Data entries —

_____

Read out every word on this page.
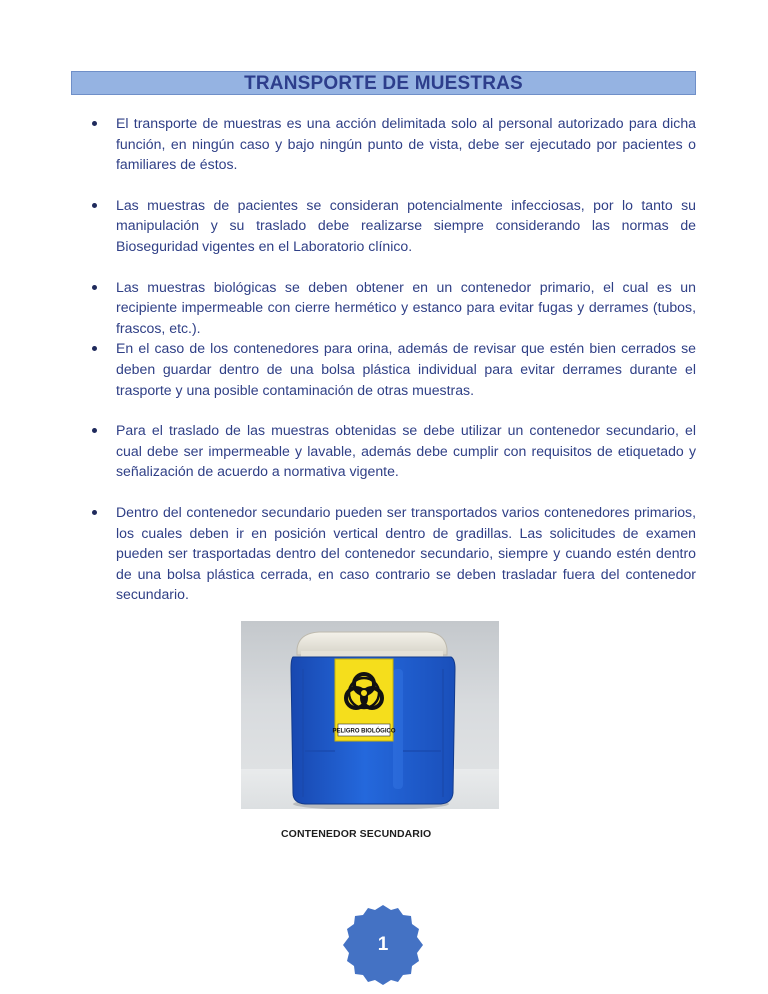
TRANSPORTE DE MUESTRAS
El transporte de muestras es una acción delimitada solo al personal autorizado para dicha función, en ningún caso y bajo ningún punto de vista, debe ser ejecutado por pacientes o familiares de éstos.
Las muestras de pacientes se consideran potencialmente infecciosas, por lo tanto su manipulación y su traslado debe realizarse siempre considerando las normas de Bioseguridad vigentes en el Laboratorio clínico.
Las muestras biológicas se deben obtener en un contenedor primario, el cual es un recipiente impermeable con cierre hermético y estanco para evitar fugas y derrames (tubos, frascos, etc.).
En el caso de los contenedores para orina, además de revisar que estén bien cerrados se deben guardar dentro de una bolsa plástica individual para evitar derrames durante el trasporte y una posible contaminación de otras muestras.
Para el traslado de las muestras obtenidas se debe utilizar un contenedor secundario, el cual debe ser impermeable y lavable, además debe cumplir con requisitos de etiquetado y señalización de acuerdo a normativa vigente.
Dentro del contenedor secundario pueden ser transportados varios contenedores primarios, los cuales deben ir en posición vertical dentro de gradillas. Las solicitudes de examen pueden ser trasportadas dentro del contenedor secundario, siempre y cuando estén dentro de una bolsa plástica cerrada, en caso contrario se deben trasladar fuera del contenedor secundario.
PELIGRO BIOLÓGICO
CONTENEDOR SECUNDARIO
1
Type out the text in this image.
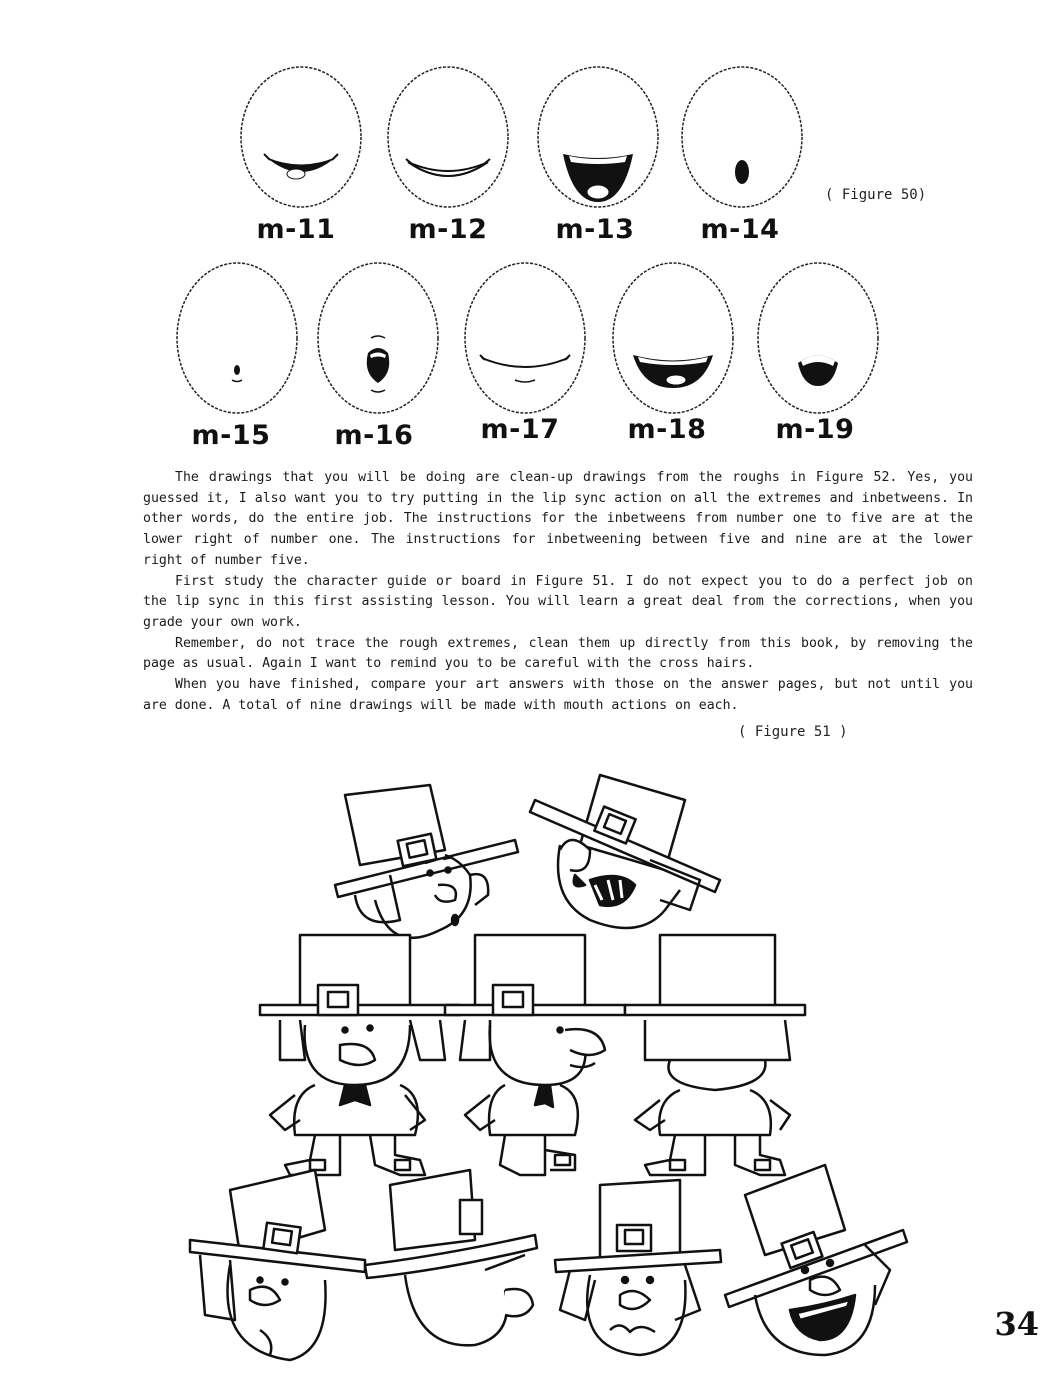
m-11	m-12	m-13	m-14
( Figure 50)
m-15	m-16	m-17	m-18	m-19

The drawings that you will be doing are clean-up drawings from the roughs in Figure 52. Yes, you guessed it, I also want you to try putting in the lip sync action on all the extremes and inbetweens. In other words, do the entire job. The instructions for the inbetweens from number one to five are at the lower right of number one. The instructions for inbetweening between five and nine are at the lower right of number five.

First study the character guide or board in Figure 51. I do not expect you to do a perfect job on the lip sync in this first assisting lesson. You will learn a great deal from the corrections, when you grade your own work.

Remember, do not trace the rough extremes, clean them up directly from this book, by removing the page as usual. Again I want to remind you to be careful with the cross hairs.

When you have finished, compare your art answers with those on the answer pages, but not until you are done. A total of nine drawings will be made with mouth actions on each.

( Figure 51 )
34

_____

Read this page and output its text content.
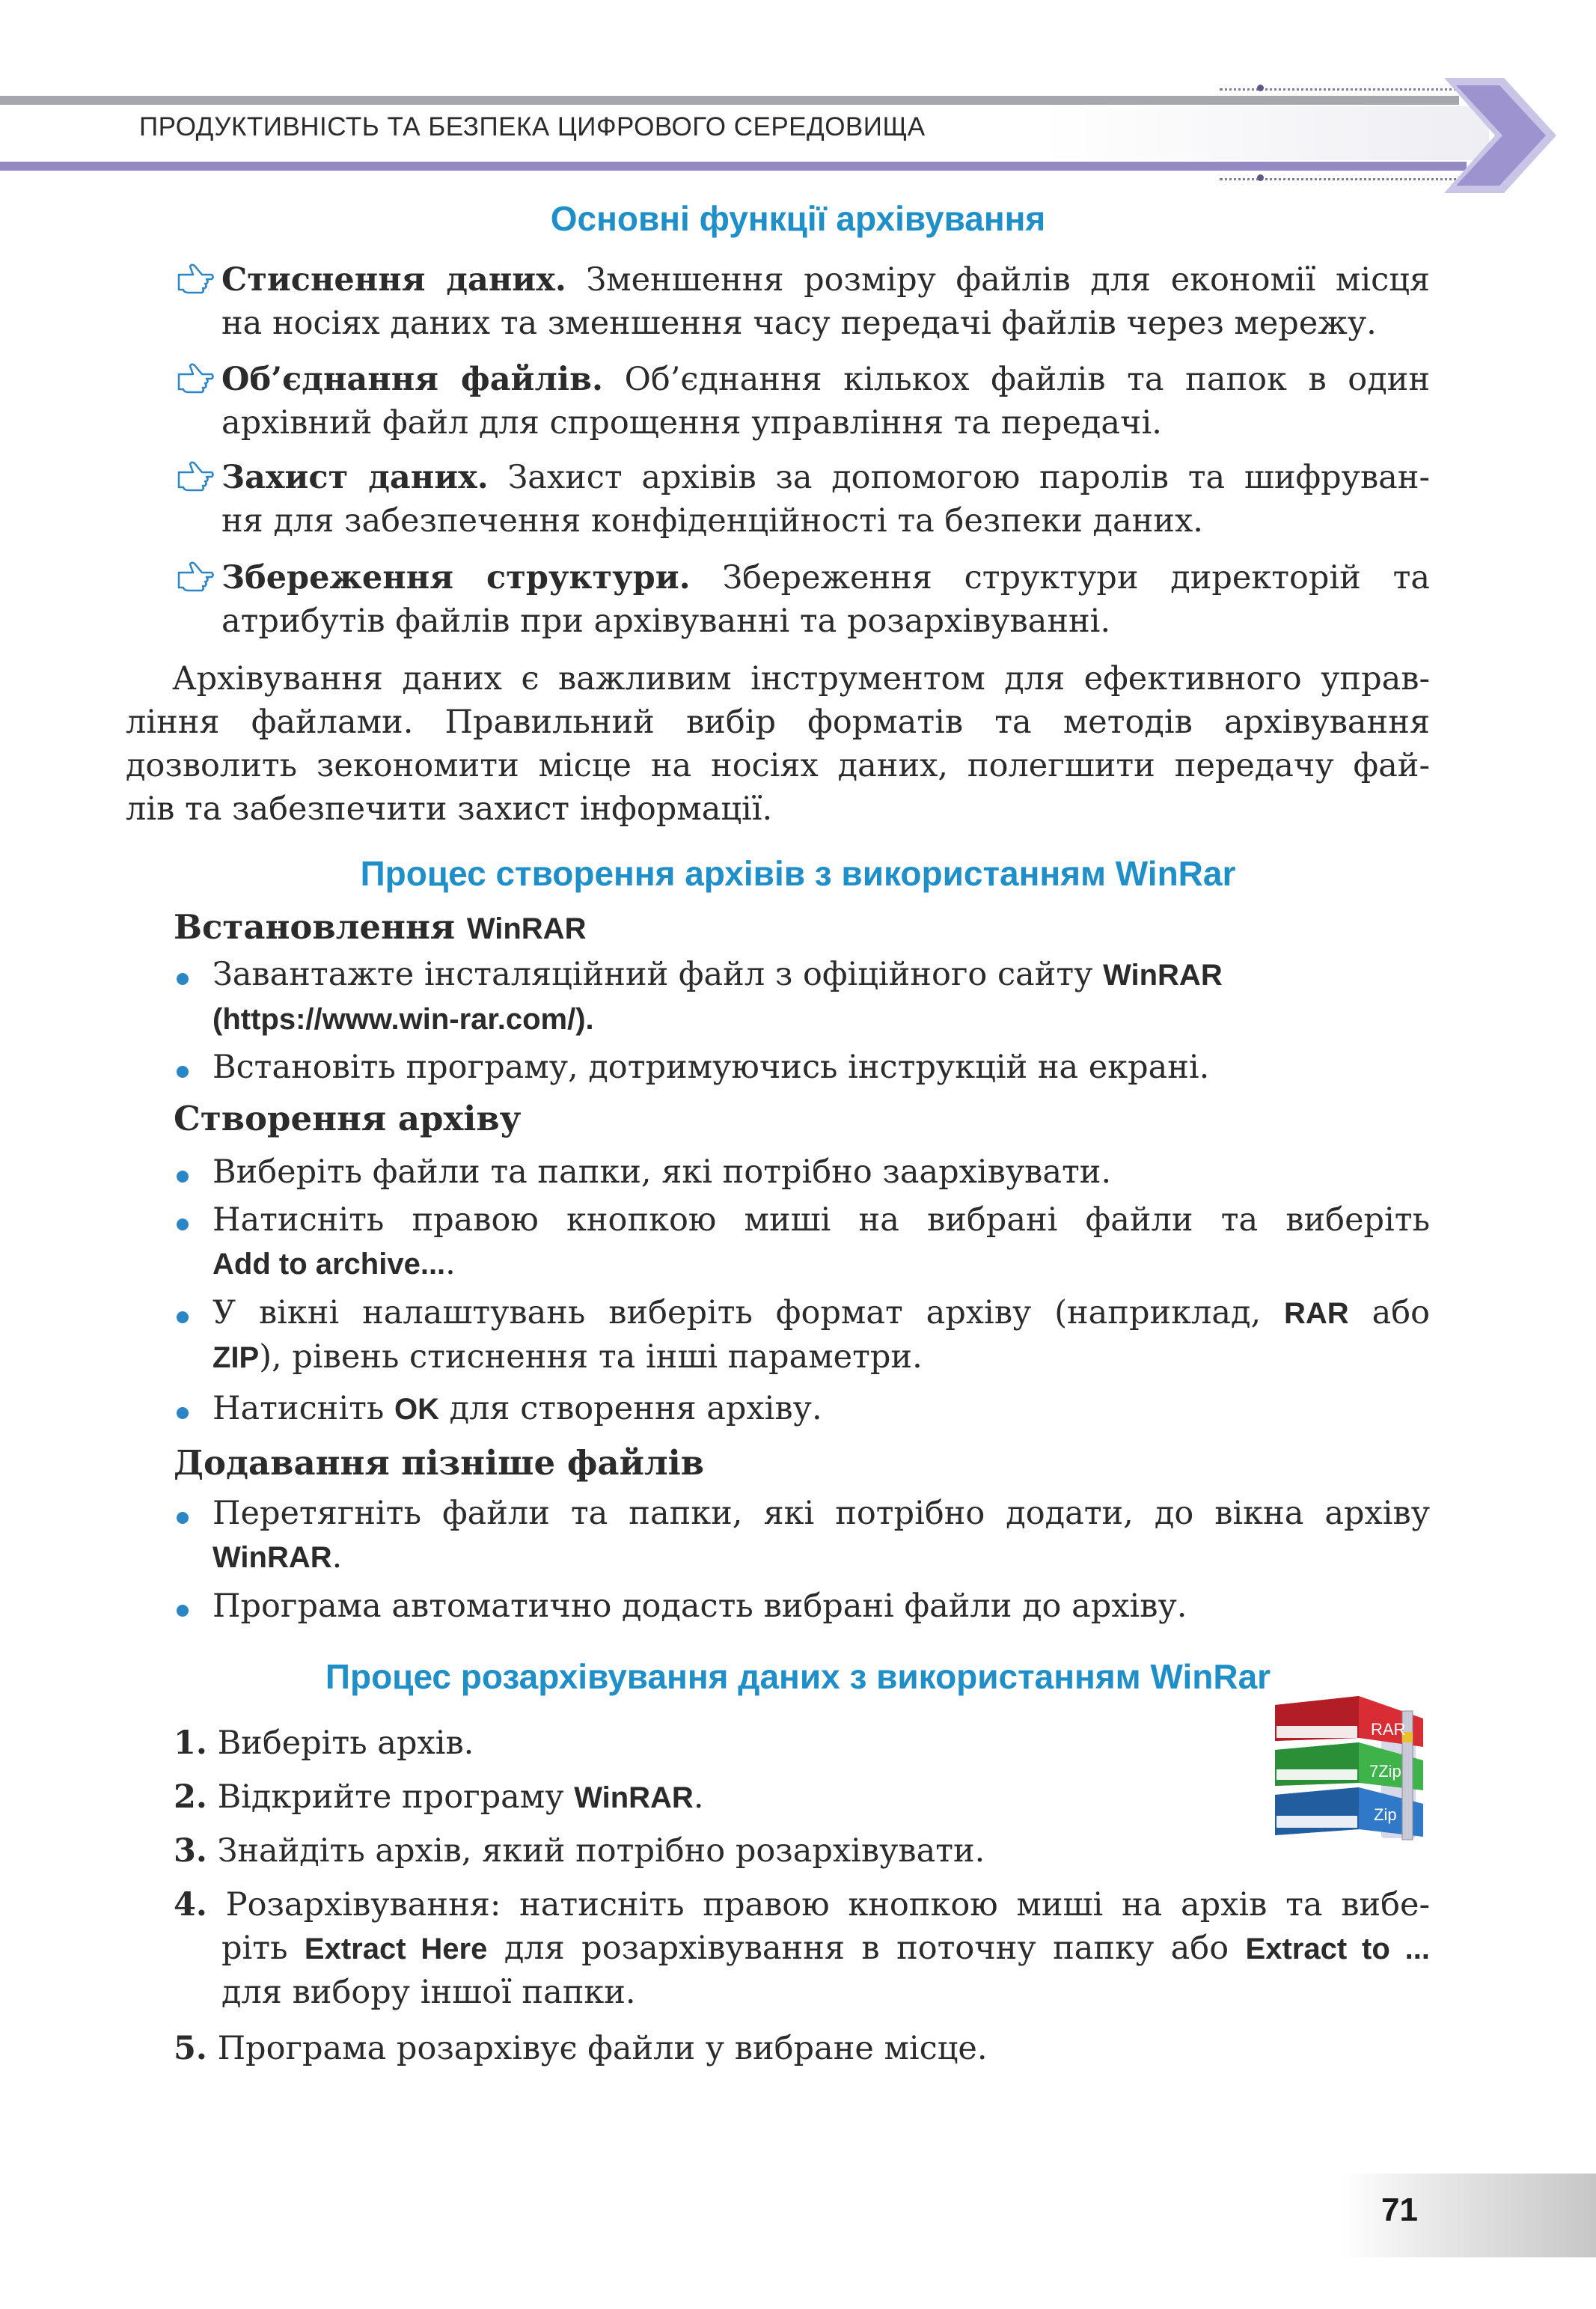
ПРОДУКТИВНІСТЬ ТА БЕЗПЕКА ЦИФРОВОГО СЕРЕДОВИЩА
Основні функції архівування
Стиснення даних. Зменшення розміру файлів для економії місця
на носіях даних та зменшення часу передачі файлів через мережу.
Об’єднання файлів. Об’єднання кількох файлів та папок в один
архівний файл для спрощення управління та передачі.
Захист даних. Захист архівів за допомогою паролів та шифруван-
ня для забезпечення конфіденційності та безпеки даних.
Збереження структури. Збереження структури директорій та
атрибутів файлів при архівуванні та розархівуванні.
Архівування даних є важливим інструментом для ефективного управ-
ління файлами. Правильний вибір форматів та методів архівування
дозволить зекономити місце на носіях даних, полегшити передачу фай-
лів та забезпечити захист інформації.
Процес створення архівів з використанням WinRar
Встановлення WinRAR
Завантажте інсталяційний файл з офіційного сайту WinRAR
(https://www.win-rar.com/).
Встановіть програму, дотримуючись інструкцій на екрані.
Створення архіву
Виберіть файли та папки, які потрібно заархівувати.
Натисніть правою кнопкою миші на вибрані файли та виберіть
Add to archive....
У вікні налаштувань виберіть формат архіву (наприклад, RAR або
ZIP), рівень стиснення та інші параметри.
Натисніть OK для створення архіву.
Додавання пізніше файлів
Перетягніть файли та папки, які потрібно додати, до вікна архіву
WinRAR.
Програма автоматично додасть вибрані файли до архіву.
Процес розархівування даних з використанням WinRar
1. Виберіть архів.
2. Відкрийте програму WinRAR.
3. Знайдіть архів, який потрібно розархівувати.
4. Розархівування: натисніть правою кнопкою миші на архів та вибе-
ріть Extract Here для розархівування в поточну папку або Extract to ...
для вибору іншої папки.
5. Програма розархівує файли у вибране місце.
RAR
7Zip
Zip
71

_____

Short exercise — Report how many lines of the entries hold the word "даних". Nothing else is needed.

Expected output — 7